What this exercise asks
a) In the Café Cuvée article, what does Desjarlais jokingly call escargot?
b) According to Desjarlais in the Café Cuvée article, which flavors pair well with escargot? List them all.
c) Pick up the Café Cuvée article after its final sentence and keep writing.

He said that services like absinthe and Dover sole and delivering charcuterie plates allows kitchen staff to be on the floor of the restaurant to answer questions from guests and perhaps convince them to try items they might not attempt to order without some provocation.

“We want to show them that beef bourguignon is just a French style of your grandmother’s pot roast,” Desjarlais said.  “There are no frills about it. We’re trying to keep everything really simple, which is difficult to do. When you have three things on a plate, they all have to be perfect. There is nothing to hide behind.”

Other items, like escargot (brined snails), which is on the appetizer menu and served in parsley garlic butter with grilled bread, might take some time to get used to.

Bistro comfort
Jacob Threadgill
Escargot is served in garlic and parsley butter with grilled bread.

Escargot has the texture almost of a big, meaty clam,” Desjarlais said. “I jokingly call them earth shellfish because you have a mushroom or foresty taste with the brininess of shellfish. That’s why they pair so well with lemon and parsley and tons of fresh garlic really brings out the flavors. Escargot was something I was excited to get right because a lot of people do it and it is easy for them to come out bad; they have a tendency to be dry. It is a cool dish to bring out to the table because it is bubbling away.”

Over the coming weeks, Café Cuvée’s fixed menu will be bolstered by specials, including lots of wild game like boar and venison, and Desjarlais said that for the first six months, specials will continue a theme of classic dishes in order to refine techniques with staff before unveiling high-concept dishes.

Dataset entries

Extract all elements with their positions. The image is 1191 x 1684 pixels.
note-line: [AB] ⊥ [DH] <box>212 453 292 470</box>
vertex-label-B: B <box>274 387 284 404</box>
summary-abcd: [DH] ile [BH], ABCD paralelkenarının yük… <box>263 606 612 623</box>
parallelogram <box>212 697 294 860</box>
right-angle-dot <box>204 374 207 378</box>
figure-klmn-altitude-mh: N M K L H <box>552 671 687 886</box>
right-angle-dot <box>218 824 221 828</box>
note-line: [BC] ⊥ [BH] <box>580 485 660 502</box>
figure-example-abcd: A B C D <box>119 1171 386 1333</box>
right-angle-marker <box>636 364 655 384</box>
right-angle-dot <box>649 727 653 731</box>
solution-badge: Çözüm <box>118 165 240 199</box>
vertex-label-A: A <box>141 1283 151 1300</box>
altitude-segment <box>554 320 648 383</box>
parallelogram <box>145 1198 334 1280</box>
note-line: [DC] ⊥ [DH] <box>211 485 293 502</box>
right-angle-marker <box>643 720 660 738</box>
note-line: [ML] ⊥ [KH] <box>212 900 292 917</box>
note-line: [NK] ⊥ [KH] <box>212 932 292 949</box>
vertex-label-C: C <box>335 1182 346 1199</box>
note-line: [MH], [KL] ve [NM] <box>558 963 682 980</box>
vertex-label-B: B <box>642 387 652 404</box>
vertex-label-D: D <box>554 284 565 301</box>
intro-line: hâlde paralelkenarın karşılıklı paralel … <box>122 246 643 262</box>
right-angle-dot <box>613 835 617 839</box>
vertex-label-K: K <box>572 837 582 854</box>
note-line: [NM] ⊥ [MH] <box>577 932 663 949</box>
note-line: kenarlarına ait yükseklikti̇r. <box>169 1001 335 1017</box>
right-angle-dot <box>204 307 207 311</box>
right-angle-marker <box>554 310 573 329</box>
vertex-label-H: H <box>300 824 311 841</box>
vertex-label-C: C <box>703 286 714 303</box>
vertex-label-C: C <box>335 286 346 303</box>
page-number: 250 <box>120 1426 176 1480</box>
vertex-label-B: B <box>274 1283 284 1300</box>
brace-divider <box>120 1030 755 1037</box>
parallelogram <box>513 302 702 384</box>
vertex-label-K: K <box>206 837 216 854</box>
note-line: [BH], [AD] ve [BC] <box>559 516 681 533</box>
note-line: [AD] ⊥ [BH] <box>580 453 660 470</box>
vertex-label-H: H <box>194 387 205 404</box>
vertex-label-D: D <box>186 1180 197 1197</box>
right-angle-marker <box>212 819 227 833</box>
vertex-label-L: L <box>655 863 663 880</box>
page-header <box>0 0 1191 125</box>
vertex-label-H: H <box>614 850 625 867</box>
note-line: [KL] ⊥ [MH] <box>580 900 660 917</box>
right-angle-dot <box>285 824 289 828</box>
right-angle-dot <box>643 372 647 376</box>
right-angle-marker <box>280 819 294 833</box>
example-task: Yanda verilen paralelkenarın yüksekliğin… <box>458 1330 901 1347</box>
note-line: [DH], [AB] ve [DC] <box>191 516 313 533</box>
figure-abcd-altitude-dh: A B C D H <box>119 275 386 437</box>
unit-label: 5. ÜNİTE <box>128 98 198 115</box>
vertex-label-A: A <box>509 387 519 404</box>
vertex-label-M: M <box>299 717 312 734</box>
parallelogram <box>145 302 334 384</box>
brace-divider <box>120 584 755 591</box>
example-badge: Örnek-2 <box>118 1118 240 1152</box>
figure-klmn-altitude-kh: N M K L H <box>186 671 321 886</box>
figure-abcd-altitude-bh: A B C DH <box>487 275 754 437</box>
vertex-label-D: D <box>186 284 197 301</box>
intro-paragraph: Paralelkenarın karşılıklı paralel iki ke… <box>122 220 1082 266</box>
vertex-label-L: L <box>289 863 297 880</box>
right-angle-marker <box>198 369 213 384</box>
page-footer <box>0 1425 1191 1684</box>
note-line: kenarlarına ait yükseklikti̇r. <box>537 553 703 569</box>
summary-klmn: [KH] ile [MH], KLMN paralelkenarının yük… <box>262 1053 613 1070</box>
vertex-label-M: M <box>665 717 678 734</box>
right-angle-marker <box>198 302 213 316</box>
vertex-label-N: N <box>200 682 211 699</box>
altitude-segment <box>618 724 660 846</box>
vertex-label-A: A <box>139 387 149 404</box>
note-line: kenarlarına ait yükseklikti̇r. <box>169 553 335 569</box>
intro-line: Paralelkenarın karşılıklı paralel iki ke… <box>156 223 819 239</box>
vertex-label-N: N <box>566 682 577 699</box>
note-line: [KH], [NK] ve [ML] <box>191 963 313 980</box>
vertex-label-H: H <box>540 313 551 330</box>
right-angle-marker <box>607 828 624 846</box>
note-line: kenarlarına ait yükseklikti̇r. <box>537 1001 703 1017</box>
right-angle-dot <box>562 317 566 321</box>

Outputs
a) He calls them "earth shellfish."

b) Lemon, parsley, and fresh garlic.

c)
“[Learning French cooking] is the best way to get a culinary base as far as technique,” Desjarlais said, using the crème anglaise as an example, which is made by mixing sugar, egg yolks and hot milk over heat. “If you put it in ramekins in a water bath, then you have crème brûlée. If you chill it and run it through a machine, you have ice cream. This one application can be used several different ways. Once you learned that technique, it can be applied 100 different ways.”

Café Cuvée is open 6:30 a.m.-2 p.m. and 5-10 p.m. every day and includes brunch service on Saturday and Sundays.

Desjarlais is also in the process of reworking O Bar’s menu, which will be rolled out in the coming months.  It will feature a steak filet and classic fried chicken in addition to snack foods like boiled peanuts and spreads such as hummus and baba ghanoush. Café Cuvée’s selection of charcuterie and cheeses will be available at O Bar.

Visit cafecuvee.com.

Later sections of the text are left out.